(DO THIS): Write out every entry, unchanged. Skip any picture.

==== SOURCE MATERIAL

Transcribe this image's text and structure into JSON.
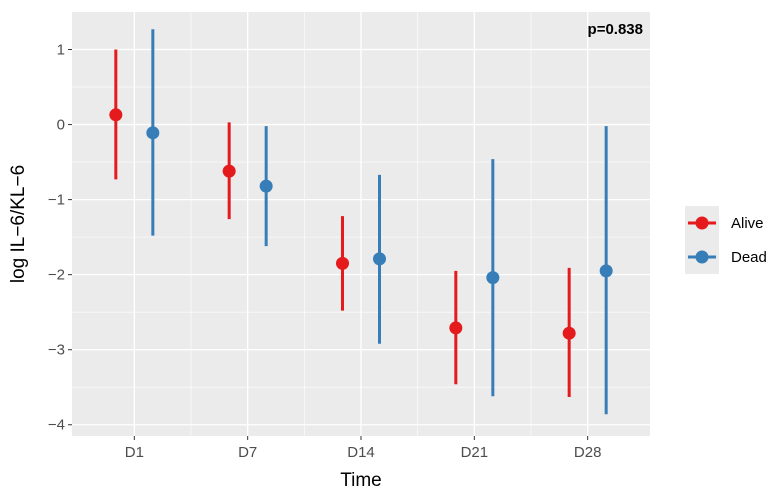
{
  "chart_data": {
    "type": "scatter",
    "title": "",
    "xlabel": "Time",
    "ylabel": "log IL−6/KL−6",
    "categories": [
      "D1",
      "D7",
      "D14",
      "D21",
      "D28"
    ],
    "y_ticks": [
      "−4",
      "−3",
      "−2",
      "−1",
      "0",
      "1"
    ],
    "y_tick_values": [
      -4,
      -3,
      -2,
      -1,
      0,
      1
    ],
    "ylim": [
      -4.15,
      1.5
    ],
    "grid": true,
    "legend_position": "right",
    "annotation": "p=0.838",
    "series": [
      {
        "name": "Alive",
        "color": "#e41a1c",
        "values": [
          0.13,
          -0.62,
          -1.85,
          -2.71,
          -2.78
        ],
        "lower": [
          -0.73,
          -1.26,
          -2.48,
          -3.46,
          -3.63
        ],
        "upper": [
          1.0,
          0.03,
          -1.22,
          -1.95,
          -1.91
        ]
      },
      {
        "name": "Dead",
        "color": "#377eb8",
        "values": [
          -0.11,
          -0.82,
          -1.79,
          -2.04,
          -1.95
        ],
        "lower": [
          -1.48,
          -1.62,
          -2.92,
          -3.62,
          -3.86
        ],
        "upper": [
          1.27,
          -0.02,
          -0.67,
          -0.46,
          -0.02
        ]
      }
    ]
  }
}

========

(WORKED SOLUTION):
Transcribe this image's text and structure into JSON.
{
  "chart_data": {
    "type": "scatter",
    "title": "",
    "xlabel": "Time",
    "ylabel": "log IL−6/KL−6",
    "categories": [
      "D1",
      "D7",
      "D14",
      "D21",
      "D28"
    ],
    "y_ticks": [
      "−4",
      "−3",
      "−2",
      "−1",
      "0",
      "1"
    ],
    "y_tick_values": [
      -4,
      -3,
      -2,
      -1,
      0,
      1
    ],
    "ylim": [
      -4.15,
      1.5
    ],
    "grid": true,
    "legend_position": "right",
    "annotation": "p=0.838",
    "series": [
      {
        "name": "Alive",
        "color": "#e41a1c",
        "values": [
          0.13,
          -0.62,
          -1.85,
          -2.71,
          -2.78
        ],
        "lower": [
          -0.73,
          -1.26,
          -2.48,
          -3.46,
          -3.63
        ],
        "upper": [
          1.0,
          0.03,
          -1.22,
          -1.95,
          -1.91
        ]
      },
      {
        "name": "Dead",
        "color": "#377eb8",
        "values": [
          -0.11,
          -0.82,
          -1.79,
          -2.04,
          -1.95
        ],
        "lower": [
          -1.48,
          -1.62,
          -2.92,
          -3.62,
          -3.86
        ],
        "upper": [
          1.27,
          -0.02,
          -0.67,
          -0.46,
          -0.02
        ]
      }
    ]
  }
}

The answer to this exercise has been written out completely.